YOUR TASK —
Repeat each entry as written and leave the images out of the copy.

[Collected data]
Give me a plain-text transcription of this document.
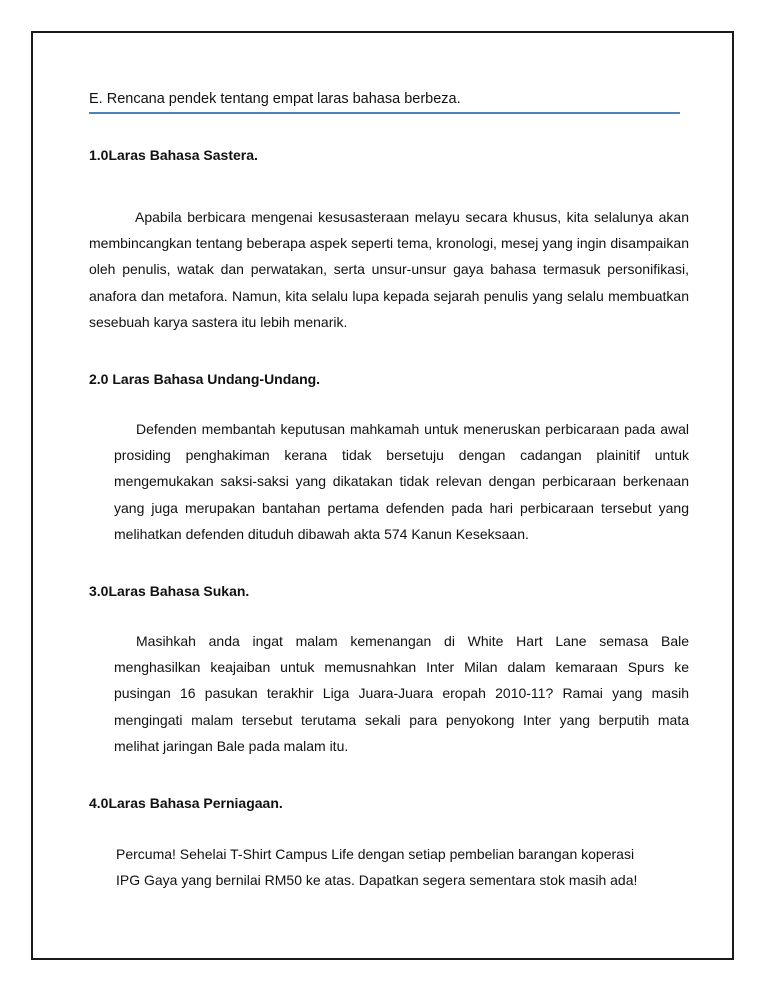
E. Rencana pendek tentang empat laras bahasa berbeza.
1.0Laras Bahasa Sastera.

Apabila berbicara mengenai kesusasteraan melayu secara khusus, kita selalunya akan membincangkan tentang beberapa aspek seperti tema, kronologi, mesej yang ingin disampaikan oleh penulis, watak dan perwatakan, serta unsur-unsur gaya bahasa termasuk personifikasi, anafora dan metafora. Namun, kita selalu lupa kepada sejarah penulis yang selalu membuatkan sesebuah karya sastera itu lebih menarik.

2.0 Laras Bahasa Undang-Undang.

Defenden membantah keputusan mahkamah untuk meneruskan perbicaraan pada awal prosiding penghakiman kerana tidak bersetuju dengan cadangan plainitif untuk mengemukakan saksi-saksi yang dikatakan tidak relevan dengan perbicaraan berkenaan yang juga merupakan bantahan pertama defenden pada hari perbicaraan tersebut yang melihatkan defenden dituduh dibawah akta 574 Kanun Keseksaan.

3.0Laras Bahasa Sukan.

Masihkah anda ingat malam kemenangan di White Hart Lane semasa Bale menghasilkan keajaiban untuk memusnahkan Inter Milan dalam kemaraan Spurs ke pusingan 16 pasukan terakhir Liga Juara-Juara eropah 2010-11? Ramai yang masih mengingati malam tersebut terutama sekali para penyokong Inter yang berputih mata melihat jaringan Bale pada malam itu.

4.0Laras Bahasa Perniagaan.

Percuma! Sehelai T-Shirt Campus Life dengan setiap pembelian barangan koperasi
IPG Gaya yang bernilai RM50 ke atas. Dapatkan segera sementara stok masih ada!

REPLY TO THE EXERCISE —
Give me a plain-text transcription of this document.
E. Rencana pendek tentang empat laras bahasa berbeza.
1.0Laras Bahasa Sastera.

Apabila berbicara mengenai kesusasteraan melayu secara khusus, kita selalunya akan membincangkan tentang beberapa aspek seperti tema, kronologi, mesej yang ingin disampaikan oleh penulis, watak dan perwatakan, serta unsur-unsur gaya bahasa termasuk personifikasi, anafora dan metafora. Namun, kita selalu lupa kepada sejarah penulis yang selalu membuatkan sesebuah karya sastera itu lebih menarik.

2.0 Laras Bahasa Undang-Undang.

Defenden membantah keputusan mahkamah untuk meneruskan perbicaraan pada awal prosiding penghakiman kerana tidak bersetuju dengan cadangan plainitif untuk mengemukakan saksi-saksi yang dikatakan tidak relevan dengan perbicaraan berkenaan yang juga merupakan bantahan pertama defenden pada hari perbicaraan tersebut yang melihatkan defenden dituduh dibawah akta 574 Kanun Keseksaan.

3.0Laras Bahasa Sukan.

Masihkah anda ingat malam kemenangan di White Hart Lane semasa Bale menghasilkan keajaiban untuk memusnahkan Inter Milan dalam kemaraan Spurs ke pusingan 16 pasukan terakhir Liga Juara-Juara eropah 2010-11? Ramai yang masih mengingati malam tersebut terutama sekali para penyokong Inter yang berputih mata melihat jaringan Bale pada malam itu.

4.0Laras Bahasa Perniagaan.

Percuma! Sehelai T-Shirt Campus Life dengan setiap pembelian barangan koperasi
IPG Gaya yang bernilai RM50 ke atas. Dapatkan segera sementara stok masih ada!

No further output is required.